Repeat each record exactly as written, and drop any images.

Excerpts from a figure dataset
- - - - -

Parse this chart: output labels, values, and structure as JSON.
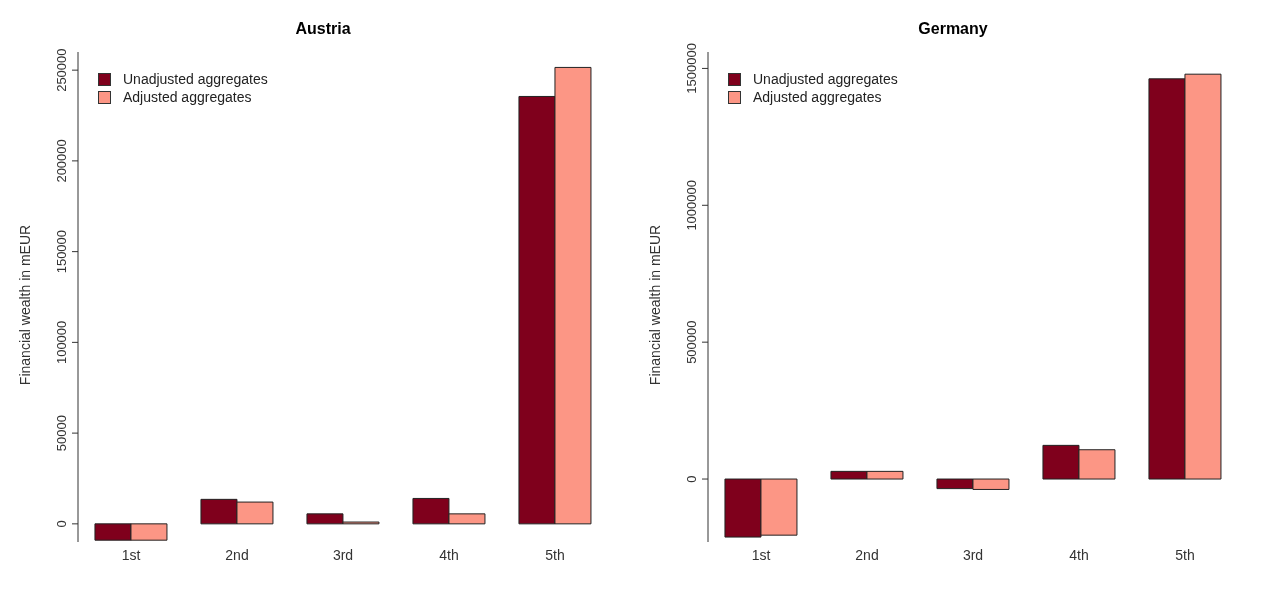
{
  "chart_data": [
    {
      "type": "bar",
      "title": "Austria",
      "ylabel": "Financial wealth in mEUR",
      "categories": [
        "1st",
        "2nd",
        "3rd",
        "4th",
        "5th"
      ],
      "series": [
        {
          "name": "Unadjusted aggregates",
          "color": "#7f001c",
          "values": [
            -9000,
            13500,
            5500,
            14000,
            235500
          ]
        },
        {
          "name": "Adjusted aggregates",
          "color": "#fc9685",
          "values": [
            -9000,
            12000,
            1000,
            5500,
            251500
          ]
        }
      ],
      "ylim": [
        -10000,
        260000
      ],
      "yticks": [
        0,
        50000,
        100000,
        150000,
        200000,
        250000
      ],
      "grid": false,
      "legend": "top left"
    },
    {
      "type": "bar",
      "title": "Germany",
      "ylabel": "Financial wealth in mEUR",
      "categories": [
        "1st",
        "2nd",
        "3rd",
        "4th",
        "5th"
      ],
      "series": [
        {
          "name": "Unadjusted aggregates",
          "color": "#7f001c",
          "values": [
            -212000,
            28000,
            -35000,
            123000,
            1462000
          ]
        },
        {
          "name": "Adjusted aggregates",
          "color": "#fc9685",
          "values": [
            -205000,
            28000,
            -38000,
            107000,
            1479000
          ]
        }
      ],
      "ylim": [
        -230000,
        1560000
      ],
      "yticks": [
        0,
        500000,
        1000000,
        1500000
      ],
      "grid": false,
      "legend": "top left"
    }
  ]
}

- - - - -

■ EXPECTED OUTPUT
Parse this chart: output labels, values, and structure as JSON.
{
  "chart_data": [
    {
      "type": "bar",
      "title": "Austria",
      "ylabel": "Financial wealth in mEUR",
      "categories": [
        "1st",
        "2nd",
        "3rd",
        "4th",
        "5th"
      ],
      "series": [
        {
          "name": "Unadjusted aggregates",
          "color": "#7f001c",
          "values": [
            -9000,
            13500,
            5500,
            14000,
            235500
          ]
        },
        {
          "name": "Adjusted aggregates",
          "color": "#fc9685",
          "values": [
            -9000,
            12000,
            1000,
            5500,
            251500
          ]
        }
      ],
      "ylim": [
        -10000,
        260000
      ],
      "yticks": [
        0,
        50000,
        100000,
        150000,
        200000,
        250000
      ],
      "grid": false,
      "legend": "top left"
    },
    {
      "type": "bar",
      "title": "Germany",
      "ylabel": "Financial wealth in mEUR",
      "categories": [
        "1st",
        "2nd",
        "3rd",
        "4th",
        "5th"
      ],
      "series": [
        {
          "name": "Unadjusted aggregates",
          "color": "#7f001c",
          "values": [
            -212000,
            28000,
            -35000,
            123000,
            1462000
          ]
        },
        {
          "name": "Adjusted aggregates",
          "color": "#fc9685",
          "values": [
            -205000,
            28000,
            -38000,
            107000,
            1479000
          ]
        }
      ],
      "ylim": [
        -230000,
        1560000
      ],
      "yticks": [
        0,
        500000,
        1000000,
        1500000
      ],
      "grid": false,
      "legend": "top left"
    }
  ]
}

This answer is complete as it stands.